### WORK TO BE COMPLETED
Render the material again word for word, skipping the pictures in it.

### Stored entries

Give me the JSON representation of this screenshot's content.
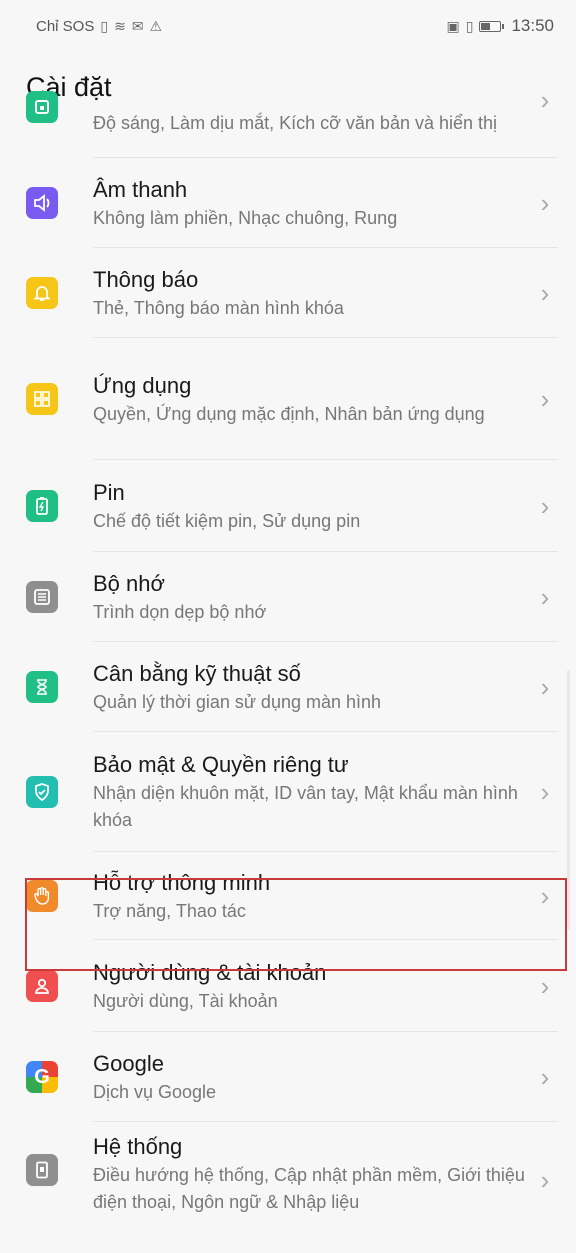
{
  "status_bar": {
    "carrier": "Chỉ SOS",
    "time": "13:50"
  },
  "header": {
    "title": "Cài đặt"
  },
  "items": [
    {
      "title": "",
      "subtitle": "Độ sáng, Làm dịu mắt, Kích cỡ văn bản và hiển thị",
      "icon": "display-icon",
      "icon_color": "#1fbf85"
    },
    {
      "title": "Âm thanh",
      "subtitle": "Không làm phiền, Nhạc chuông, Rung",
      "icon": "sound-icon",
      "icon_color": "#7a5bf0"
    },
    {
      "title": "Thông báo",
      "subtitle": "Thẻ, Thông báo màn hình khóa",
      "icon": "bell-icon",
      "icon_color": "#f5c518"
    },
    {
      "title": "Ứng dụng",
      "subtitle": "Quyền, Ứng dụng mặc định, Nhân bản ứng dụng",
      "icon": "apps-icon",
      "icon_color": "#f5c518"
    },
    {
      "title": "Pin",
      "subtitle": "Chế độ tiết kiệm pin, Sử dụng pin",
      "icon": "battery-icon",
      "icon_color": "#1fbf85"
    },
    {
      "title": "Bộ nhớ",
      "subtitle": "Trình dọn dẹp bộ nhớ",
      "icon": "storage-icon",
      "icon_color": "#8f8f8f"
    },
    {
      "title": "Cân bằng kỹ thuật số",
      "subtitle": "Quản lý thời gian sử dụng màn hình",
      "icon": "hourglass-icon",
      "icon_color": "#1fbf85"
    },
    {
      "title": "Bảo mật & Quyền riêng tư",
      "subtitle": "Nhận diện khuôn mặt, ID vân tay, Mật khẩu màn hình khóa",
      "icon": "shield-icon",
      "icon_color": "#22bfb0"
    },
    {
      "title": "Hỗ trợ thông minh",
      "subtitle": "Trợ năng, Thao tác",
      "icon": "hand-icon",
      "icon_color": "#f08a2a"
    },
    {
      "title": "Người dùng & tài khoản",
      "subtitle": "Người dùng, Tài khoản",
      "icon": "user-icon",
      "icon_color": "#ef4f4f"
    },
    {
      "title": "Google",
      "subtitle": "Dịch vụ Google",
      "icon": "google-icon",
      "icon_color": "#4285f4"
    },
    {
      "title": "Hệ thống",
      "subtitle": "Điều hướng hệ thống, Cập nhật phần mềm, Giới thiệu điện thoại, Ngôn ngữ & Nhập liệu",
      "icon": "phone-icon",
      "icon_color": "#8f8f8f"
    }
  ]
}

### PROBLEM SOLUTION
Give me the JSON representation of this screenshot's content.
{
  "status_bar": {
    "carrier": "Chỉ SOS",
    "time": "13:50"
  },
  "header": {
    "title": "Cài đặt"
  },
  "items": [
    {
      "title": "",
      "subtitle": "Độ sáng, Làm dịu mắt, Kích cỡ văn bản và hiển thị",
      "icon": "display-icon",
      "icon_color": "#1fbf85"
    },
    {
      "title": "Âm thanh",
      "subtitle": "Không làm phiền, Nhạc chuông, Rung",
      "icon": "sound-icon",
      "icon_color": "#7a5bf0"
    },
    {
      "title": "Thông báo",
      "subtitle": "Thẻ, Thông báo màn hình khóa",
      "icon": "bell-icon",
      "icon_color": "#f5c518"
    },
    {
      "title": "Ứng dụng",
      "subtitle": "Quyền, Ứng dụng mặc định, Nhân bản ứng dụng",
      "icon": "apps-icon",
      "icon_color": "#f5c518"
    },
    {
      "title": "Pin",
      "subtitle": "Chế độ tiết kiệm pin, Sử dụng pin",
      "icon": "battery-icon",
      "icon_color": "#1fbf85"
    },
    {
      "title": "Bộ nhớ",
      "subtitle": "Trình dọn dẹp bộ nhớ",
      "icon": "storage-icon",
      "icon_color": "#8f8f8f"
    },
    {
      "title": "Cân bằng kỹ thuật số",
      "subtitle": "Quản lý thời gian sử dụng màn hình",
      "icon": "hourglass-icon",
      "icon_color": "#1fbf85"
    },
    {
      "title": "Bảo mật & Quyền riêng tư",
      "subtitle": "Nhận diện khuôn mặt, ID vân tay, Mật khẩu màn hình khóa",
      "icon": "shield-icon",
      "icon_color": "#22bfb0"
    },
    {
      "title": "Hỗ trợ thông minh",
      "subtitle": "Trợ năng, Thao tác",
      "icon": "hand-icon",
      "icon_color": "#f08a2a"
    },
    {
      "title": "Người dùng & tài khoản",
      "subtitle": "Người dùng, Tài khoản",
      "icon": "user-icon",
      "icon_color": "#ef4f4f"
    },
    {
      "title": "Google",
      "subtitle": "Dịch vụ Google",
      "icon": "google-icon",
      "icon_color": "#4285f4"
    },
    {
      "title": "Hệ thống",
      "subtitle": "Điều hướng hệ thống, Cập nhật phần mềm, Giới thiệu điện thoại, Ngôn ngữ & Nhập liệu",
      "icon": "phone-icon",
      "icon_color": "#8f8f8f"
    }
  ]
}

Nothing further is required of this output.